Task prompt
Write out the whole listing again, exactly.

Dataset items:
▬▬▬

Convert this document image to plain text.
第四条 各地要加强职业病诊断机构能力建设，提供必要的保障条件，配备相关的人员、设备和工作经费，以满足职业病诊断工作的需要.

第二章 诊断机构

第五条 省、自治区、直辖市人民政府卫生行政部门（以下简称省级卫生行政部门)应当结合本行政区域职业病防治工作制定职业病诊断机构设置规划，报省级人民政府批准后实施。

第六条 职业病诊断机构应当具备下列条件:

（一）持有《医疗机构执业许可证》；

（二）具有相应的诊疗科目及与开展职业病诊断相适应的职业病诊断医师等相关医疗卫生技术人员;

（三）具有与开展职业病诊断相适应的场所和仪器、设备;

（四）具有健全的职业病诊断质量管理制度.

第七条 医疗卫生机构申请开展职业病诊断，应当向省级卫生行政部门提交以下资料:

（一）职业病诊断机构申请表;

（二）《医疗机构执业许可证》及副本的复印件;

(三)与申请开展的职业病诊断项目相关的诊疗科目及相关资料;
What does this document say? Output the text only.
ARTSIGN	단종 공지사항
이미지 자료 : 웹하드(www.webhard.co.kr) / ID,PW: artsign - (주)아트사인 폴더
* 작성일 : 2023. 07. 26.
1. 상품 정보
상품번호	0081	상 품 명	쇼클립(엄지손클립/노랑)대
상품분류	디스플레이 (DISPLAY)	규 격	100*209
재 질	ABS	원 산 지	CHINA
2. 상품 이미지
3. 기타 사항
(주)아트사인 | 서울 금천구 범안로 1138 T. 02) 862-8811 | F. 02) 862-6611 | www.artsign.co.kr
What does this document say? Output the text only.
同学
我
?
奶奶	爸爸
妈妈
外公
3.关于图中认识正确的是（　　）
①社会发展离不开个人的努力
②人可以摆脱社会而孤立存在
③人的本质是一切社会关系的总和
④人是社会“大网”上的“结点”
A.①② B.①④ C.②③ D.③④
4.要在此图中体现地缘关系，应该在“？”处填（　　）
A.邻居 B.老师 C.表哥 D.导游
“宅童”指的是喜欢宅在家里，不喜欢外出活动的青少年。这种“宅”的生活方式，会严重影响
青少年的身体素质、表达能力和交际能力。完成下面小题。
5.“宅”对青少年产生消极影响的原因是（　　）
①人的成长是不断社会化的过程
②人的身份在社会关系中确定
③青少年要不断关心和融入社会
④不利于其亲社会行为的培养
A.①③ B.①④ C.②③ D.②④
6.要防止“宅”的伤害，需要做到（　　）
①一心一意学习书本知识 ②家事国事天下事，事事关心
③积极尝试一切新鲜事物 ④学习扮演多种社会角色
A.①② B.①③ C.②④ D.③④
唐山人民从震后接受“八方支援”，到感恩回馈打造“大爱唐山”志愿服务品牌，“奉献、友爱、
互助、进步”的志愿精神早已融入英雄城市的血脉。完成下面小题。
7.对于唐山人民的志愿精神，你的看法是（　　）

▬▬▬

Answer to the problem
Convert this document image to plain text.
第四条 各地要加强职业病诊断机构能力建设，提供必要的保障条件，配备相关的人员、设备和工作经费，以满足职业病诊断工作的需要.

第二章 诊断机构

第五条 省、自治区、直辖市人民政府卫生行政部门（以下简称省级卫生行政部门)应当结合本行政区域职业病防治工作制定职业病诊断机构设置规划，报省级人民政府批准后实施。

第六条 职业病诊断机构应当具备下列条件:

（一）持有《医疗机构执业许可证》；

（二）具有相应的诊疗科目及与开展职业病诊断相适应的职业病诊断医师等相关医疗卫生技术人员;

（三）具有与开展职业病诊断相适应的场所和仪器、设备;

（四）具有健全的职业病诊断质量管理制度.

第七条 医疗卫生机构申请开展职业病诊断，应当向省级卫生行政部门提交以下资料:

（一）职业病诊断机构申请表;

（二）《医疗机构执业许可证》及副本的复印件;

(三)与申请开展的职业病诊断项目相关的诊疗科目及相关资料;
What does this document say? Output the text only.
ARTSIGN	단종 공지사항
이미지 자료 : 웹하드(www.webhard.co.kr) / ID,PW: artsign - (주)아트사인 폴더
* 작성일 : 2023. 07. 26.
1. 상품 정보
상품번호	0081	상 품 명	쇼클립(엄지손클립/노랑)대
상품분류	디스플레이 (DISPLAY)	규 격	100*209
재 질	ABS	원 산 지	CHINA
2. 상품 이미지
3. 기타 사항
(주)아트사인 | 서울 금천구 범안로 1138 T. 02) 862-8811 | F. 02) 862-6611 | www.artsign.co.kr
What does this document say? Output the text only.
同学
我
?
奶奶	爸爸
妈妈
外公
3.关于图中认识正确的是（　　）
①社会发展离不开个人的努力
②人可以摆脱社会而孤立存在
③人的本质是一切社会关系的总和
④人是社会“大网”上的“结点”
A.①② B.①④ C.②③ D.③④
4.要在此图中体现地缘关系，应该在“？”处填（　　）
A.邻居 B.老师 C.表哥 D.导游
“宅童”指的是喜欢宅在家里，不喜欢外出活动的青少年。这种“宅”的生活方式，会严重影响
青少年的身体素质、表达能力和交际能力。完成下面小题。
5.“宅”对青少年产生消极影响的原因是（　　）
①人的成长是不断社会化的过程
②人的身份在社会关系中确定
③青少年要不断关心和融入社会
④不利于其亲社会行为的培养
A.①③ B.①④ C.②③ D.②④
6.要防止“宅”的伤害，需要做到（　　）
①一心一意学习书本知识 ②家事国事天下事，事事关心
③积极尝试一切新鲜事物 ④学习扮演多种社会角色
A.①② B.①③ C.②④ D.③④
唐山人民从震后接受“八方支援”，到感恩回馈打造“大爱唐山”志愿服务品牌，“奉献、友爱、
互助、进步”的志愿精神早已融入英雄城市的血脉。完成下面小题。
7.对于唐山人民的志愿精神，你的看法是（　　）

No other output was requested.